## WHAT TO DO
Return each line of the material verbatim.
·····
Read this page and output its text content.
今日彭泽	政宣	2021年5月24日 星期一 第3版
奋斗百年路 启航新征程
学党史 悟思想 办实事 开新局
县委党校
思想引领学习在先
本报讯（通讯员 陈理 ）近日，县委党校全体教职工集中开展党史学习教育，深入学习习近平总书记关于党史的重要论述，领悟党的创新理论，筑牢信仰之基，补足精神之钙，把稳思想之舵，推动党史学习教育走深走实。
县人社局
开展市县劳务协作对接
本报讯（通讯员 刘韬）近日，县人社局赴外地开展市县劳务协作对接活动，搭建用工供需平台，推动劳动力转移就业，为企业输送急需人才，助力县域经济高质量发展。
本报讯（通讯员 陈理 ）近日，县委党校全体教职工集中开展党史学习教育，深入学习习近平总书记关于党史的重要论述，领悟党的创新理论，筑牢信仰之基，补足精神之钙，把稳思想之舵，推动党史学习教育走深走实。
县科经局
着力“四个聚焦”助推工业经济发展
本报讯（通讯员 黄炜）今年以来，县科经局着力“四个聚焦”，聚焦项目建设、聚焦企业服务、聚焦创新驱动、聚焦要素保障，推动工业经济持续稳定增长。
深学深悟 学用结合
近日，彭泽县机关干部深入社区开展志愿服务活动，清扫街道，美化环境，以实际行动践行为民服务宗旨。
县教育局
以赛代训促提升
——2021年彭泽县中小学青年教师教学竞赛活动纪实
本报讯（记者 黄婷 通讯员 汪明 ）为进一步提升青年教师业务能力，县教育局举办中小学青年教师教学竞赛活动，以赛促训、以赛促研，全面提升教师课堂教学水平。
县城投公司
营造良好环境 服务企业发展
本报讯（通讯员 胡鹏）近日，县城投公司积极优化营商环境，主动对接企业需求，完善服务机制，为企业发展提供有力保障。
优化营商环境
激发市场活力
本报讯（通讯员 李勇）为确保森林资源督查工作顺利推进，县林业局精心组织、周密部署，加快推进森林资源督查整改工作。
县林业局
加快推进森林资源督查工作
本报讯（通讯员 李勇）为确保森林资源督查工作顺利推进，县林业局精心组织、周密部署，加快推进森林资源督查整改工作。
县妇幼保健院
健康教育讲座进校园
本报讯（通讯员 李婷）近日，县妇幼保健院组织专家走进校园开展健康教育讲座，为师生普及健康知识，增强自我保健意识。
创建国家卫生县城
·····
## RESULT
Read this page and output its text content.
今日彭泽	政宣	2021年5月24日 星期一 第3版
奋斗百年路 启航新征程
学党史 悟思想 办实事 开新局
县委党校
思想引领学习在先
本报讯（通讯员 陈理 ）近日，县委党校全体教职工集中开展党史学习教育，深入学习习近平总书记关于党史的重要论述，领悟党的创新理论，筑牢信仰之基，补足精神之钙，把稳思想之舵，推动党史学习教育走深走实。
县人社局
开展市县劳务协作对接
本报讯（通讯员 刘韬）近日，县人社局赴外地开展市县劳务协作对接活动，搭建用工供需平台，推动劳动力转移就业，为企业输送急需人才，助力县域经济高质量发展。
本报讯（通讯员 陈理 ）近日，县委党校全体教职工集中开展党史学习教育，深入学习习近平总书记关于党史的重要论述，领悟党的创新理论，筑牢信仰之基，补足精神之钙，把稳思想之舵，推动党史学习教育走深走实。
县科经局
着力“四个聚焦”助推工业经济发展
本报讯（通讯员 黄炜）今年以来，县科经局着力“四个聚焦”，聚焦项目建设、聚焦企业服务、聚焦创新驱动、聚焦要素保障，推动工业经济持续稳定增长。
深学深悟 学用结合
近日，彭泽县机关干部深入社区开展志愿服务活动，清扫街道，美化环境，以实际行动践行为民服务宗旨。
县教育局
以赛代训促提升
——2021年彭泽县中小学青年教师教学竞赛活动纪实
本报讯（记者 黄婷 通讯员 汪明 ）为进一步提升青年教师业务能力，县教育局举办中小学青年教师教学竞赛活动，以赛促训、以赛促研，全面提升教师课堂教学水平。
县城投公司
营造良好环境 服务企业发展
本报讯（通讯员 胡鹏）近日，县城投公司积极优化营商环境，主动对接企业需求，完善服务机制，为企业发展提供有力保障。
优化营商环境
激发市场活力
本报讯（通讯员 李勇）为确保森林资源督查工作顺利推进，县林业局精心组织、周密部署，加快推进森林资源督查整改工作。
县林业局
加快推进森林资源督查工作
本报讯（通讯员 李勇）为确保森林资源督查工作顺利推进，县林业局精心组织、周密部署，加快推进森林资源督查整改工作。
县妇幼保健院
健康教育讲座进校园
本报讯（通讯员 李婷）近日，县妇幼保健院组织专家走进校园开展健康教育讲座，为师生普及健康知识，增强自我保健意识。
创建国家卫生县城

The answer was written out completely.